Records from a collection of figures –
::::::
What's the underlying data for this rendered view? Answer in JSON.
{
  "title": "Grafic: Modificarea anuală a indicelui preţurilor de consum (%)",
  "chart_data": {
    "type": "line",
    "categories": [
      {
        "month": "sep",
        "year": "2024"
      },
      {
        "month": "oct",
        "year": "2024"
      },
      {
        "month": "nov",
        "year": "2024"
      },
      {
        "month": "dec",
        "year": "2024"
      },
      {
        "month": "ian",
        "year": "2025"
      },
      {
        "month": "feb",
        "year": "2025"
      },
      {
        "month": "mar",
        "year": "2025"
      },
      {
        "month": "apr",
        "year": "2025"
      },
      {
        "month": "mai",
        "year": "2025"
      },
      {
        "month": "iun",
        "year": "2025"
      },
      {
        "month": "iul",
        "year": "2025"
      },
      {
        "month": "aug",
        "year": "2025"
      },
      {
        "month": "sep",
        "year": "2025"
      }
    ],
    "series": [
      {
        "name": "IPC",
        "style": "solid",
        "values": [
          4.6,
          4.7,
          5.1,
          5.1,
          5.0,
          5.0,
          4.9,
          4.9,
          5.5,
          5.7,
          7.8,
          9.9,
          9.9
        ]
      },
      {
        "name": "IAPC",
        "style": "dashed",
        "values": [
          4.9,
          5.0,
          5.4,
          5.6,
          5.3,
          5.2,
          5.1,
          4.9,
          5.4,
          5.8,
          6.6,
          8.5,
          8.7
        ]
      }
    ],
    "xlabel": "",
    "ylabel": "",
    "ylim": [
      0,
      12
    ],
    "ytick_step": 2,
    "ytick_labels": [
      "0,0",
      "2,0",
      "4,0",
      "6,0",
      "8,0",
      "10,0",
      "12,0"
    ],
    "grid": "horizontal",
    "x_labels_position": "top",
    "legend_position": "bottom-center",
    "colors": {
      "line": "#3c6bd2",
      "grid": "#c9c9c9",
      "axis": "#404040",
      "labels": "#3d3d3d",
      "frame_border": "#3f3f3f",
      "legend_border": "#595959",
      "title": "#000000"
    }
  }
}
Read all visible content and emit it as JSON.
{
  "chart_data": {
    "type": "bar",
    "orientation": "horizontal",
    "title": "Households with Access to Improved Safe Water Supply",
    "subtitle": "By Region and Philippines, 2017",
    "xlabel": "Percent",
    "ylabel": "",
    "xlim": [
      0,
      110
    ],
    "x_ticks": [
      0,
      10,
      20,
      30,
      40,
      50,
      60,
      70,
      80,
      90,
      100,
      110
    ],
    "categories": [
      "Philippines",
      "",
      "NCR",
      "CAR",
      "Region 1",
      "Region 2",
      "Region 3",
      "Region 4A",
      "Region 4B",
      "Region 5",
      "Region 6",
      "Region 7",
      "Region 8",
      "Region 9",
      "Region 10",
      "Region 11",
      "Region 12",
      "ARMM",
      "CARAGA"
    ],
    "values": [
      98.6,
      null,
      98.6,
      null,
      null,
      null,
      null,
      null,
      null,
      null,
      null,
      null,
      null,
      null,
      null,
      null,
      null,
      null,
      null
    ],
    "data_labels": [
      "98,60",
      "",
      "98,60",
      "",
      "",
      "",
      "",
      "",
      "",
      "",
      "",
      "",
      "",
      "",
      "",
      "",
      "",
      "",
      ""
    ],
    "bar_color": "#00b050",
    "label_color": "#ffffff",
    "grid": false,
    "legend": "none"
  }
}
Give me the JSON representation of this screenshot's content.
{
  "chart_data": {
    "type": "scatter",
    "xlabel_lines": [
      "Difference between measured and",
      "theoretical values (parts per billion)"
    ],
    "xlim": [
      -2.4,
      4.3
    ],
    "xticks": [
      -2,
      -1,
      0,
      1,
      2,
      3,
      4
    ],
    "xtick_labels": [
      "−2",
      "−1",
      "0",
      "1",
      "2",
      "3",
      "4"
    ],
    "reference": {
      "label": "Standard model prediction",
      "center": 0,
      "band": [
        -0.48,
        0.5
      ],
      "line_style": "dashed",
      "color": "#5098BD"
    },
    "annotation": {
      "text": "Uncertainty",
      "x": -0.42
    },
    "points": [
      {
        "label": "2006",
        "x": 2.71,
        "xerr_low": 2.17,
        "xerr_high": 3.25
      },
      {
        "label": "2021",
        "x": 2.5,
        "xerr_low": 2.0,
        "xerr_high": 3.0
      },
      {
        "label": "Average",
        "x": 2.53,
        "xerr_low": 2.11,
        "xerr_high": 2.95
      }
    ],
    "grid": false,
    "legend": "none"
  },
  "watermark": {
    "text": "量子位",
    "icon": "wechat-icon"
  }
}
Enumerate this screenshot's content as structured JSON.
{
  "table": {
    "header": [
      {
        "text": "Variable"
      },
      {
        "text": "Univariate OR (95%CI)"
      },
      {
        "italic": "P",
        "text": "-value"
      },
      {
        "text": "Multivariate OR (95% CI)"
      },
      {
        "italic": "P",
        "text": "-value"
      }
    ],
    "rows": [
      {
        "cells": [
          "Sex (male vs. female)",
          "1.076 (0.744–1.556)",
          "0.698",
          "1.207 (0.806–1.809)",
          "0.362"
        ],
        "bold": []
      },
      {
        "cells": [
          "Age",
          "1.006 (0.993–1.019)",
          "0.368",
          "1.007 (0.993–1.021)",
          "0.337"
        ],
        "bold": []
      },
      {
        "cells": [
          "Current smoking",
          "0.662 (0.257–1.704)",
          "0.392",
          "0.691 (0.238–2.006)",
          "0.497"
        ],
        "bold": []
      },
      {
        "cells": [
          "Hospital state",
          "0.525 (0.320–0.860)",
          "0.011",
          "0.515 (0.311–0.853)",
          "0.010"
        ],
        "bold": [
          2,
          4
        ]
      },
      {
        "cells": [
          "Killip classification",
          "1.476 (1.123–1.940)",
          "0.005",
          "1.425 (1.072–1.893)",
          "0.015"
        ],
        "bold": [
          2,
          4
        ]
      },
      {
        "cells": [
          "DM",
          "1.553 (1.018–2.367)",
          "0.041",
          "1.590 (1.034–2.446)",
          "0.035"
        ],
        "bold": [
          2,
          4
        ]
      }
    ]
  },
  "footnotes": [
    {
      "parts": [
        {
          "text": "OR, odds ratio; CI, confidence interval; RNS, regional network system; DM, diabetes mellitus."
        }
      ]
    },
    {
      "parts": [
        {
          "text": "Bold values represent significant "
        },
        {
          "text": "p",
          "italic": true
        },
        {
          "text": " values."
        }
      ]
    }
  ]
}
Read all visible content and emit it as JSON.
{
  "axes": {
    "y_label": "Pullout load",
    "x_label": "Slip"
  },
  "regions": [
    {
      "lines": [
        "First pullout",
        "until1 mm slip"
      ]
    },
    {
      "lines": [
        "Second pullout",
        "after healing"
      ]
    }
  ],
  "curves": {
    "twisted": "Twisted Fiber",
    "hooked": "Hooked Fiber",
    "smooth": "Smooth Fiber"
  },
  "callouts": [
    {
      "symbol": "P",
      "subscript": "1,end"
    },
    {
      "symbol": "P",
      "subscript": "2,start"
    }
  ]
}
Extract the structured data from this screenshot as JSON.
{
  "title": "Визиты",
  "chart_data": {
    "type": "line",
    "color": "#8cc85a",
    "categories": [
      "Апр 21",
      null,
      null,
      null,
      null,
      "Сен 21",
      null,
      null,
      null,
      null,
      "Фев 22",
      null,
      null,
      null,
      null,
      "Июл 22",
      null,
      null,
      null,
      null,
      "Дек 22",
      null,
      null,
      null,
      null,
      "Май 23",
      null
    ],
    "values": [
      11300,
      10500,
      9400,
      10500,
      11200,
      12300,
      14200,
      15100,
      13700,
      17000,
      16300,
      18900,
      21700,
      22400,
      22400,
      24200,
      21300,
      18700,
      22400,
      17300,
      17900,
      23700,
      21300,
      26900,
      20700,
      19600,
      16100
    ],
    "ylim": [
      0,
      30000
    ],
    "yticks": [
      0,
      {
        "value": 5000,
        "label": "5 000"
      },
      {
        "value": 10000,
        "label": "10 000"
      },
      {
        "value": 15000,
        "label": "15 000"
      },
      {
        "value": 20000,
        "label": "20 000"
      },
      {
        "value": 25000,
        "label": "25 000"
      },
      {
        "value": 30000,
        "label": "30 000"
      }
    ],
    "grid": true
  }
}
::::::
WHAT YOU HAVE TO DO – Go over the records above line by line and count those holding the word "content". Reply only with the number.

EXERCISE ANSWER – 4